_Challenge_
Keep only the lines where "podrán" appears.

_Record excerpts_

--------------------

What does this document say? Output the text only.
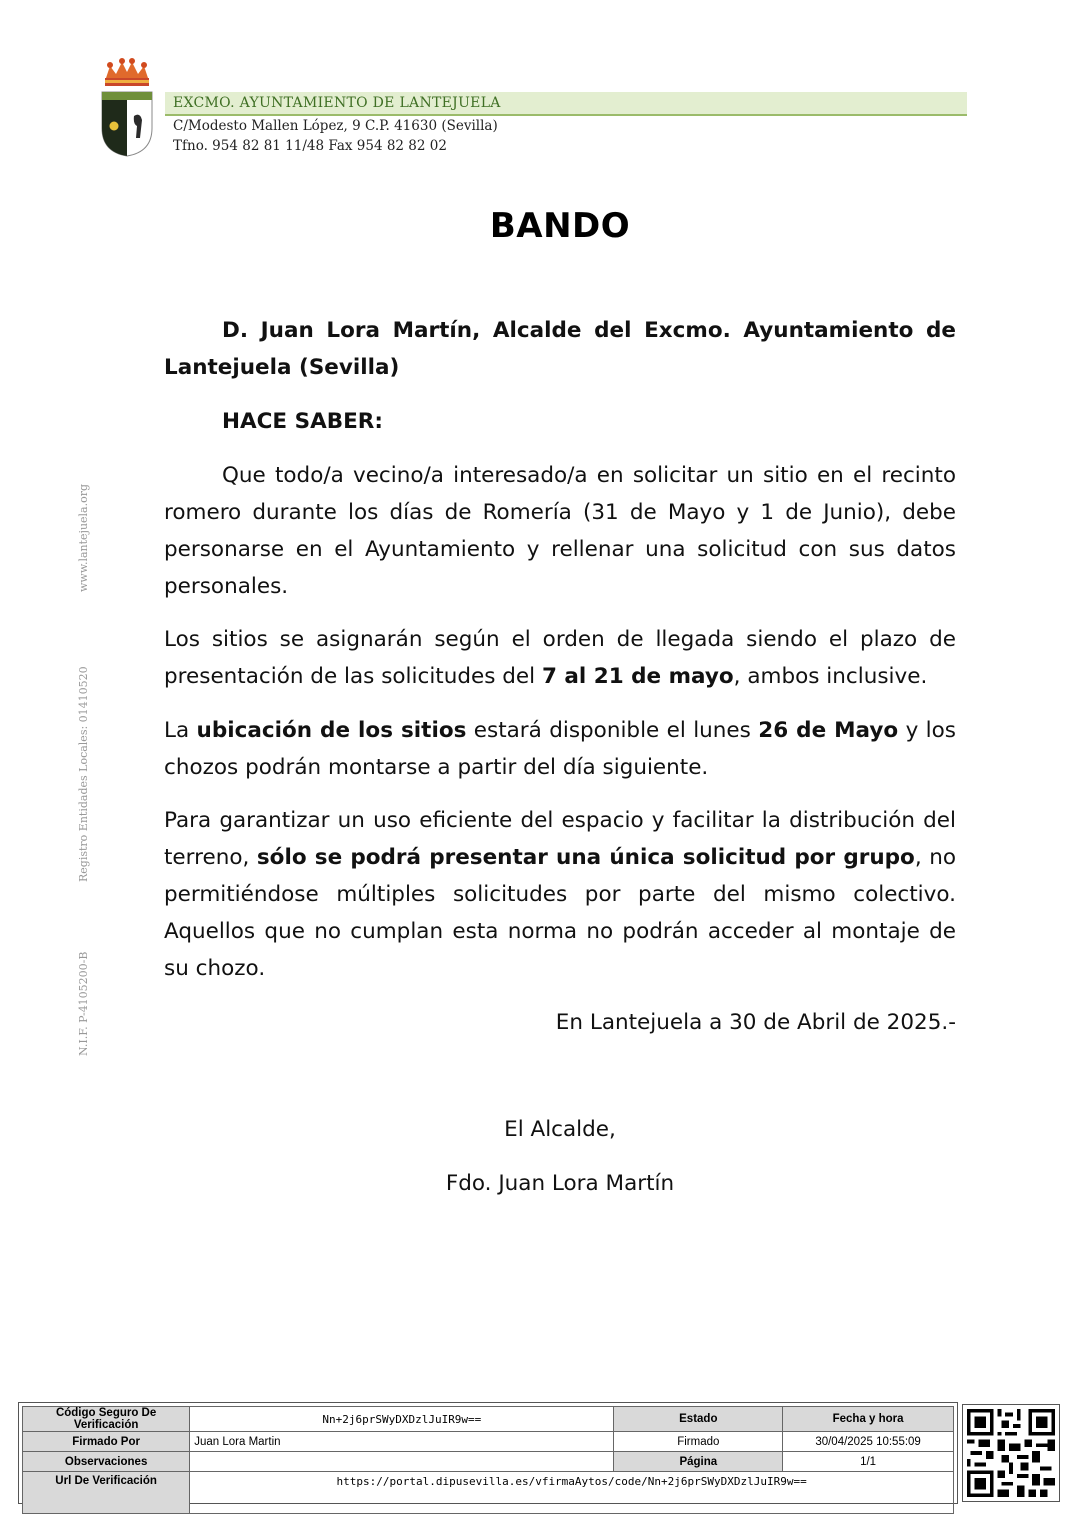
EXCMO. AYUNTAMIENTO DE LANTEJUELA
C/Modesto Mallen López, 9 C.P. 41630 (Sevilla)
Tfno. 954 82 81 11/48 Fax 954 82 82 02
www.lantejuela.org
Registro Entidades Locales: 01410520
N.I.F. P-4105200-B
BANDO
D. Juan Lora Martín, Alcalde del Excmo. Ayuntamiento de Lantejuela (Sevilla)
HACE SABER:
Que todo/a vecino/a interesado/a en solicitar un sitio en el recinto romero durante los días de Romería (31 de Mayo y 1 de Junio), debe personarse en el Ayuntamiento y rellenar una solicitud con sus datos personales.
Los sitios se asignarán según el orden de llegada siendo el plazo de presentación de las solicitudes del 7 al 21 de mayo, ambos inclusive.
La ubicación de los sitios estará disponible el lunes 26 de Mayo y los chozos podrán montarse a partir del día siguiente.
Para garantizar un uso eficiente del espacio y facilitar la distribución del terreno, sólo se podrá presentar una única solicitud por grupo, no permitiéndose múltiples solicitudes por parte del mismo colectivo. Aquellos que no cumplan esta norma no podrán acceder al montaje de su chozo.
En Lantejuela a 30 de Abril de 2025.-
El Alcalde,
Fdo. Juan Lora Martín
Código Seguro De Verificación	Nn+2j6prSWyDXDzlJuIR9w==	Estado	Fecha y hora
Firmado Por	Juan Lora Martin	Firmado	30/04/2025 10:55:09
Observaciones		Página	1/1
Url De Verificación	https://portal.dipusevilla.es/vfirmaAytos/code/Nn+2j6prSWyDXDzlJuIR9w==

--------------------

_Answer for the task_
La ubicación de los sitios estará disponible el lunes 26 de Mayo y los chozos podrán montarse a partir del día siguiente.
Para garantizar un uso eficiente del espacio y facilitar la distribución del terreno, sólo se podrá presentar una única solicitud por grupo, no permitiéndose múltiples solicitudes por parte del mismo colectivo. Aquellos que no cumplan esta norma no podrán acceder al montaje de su chozo.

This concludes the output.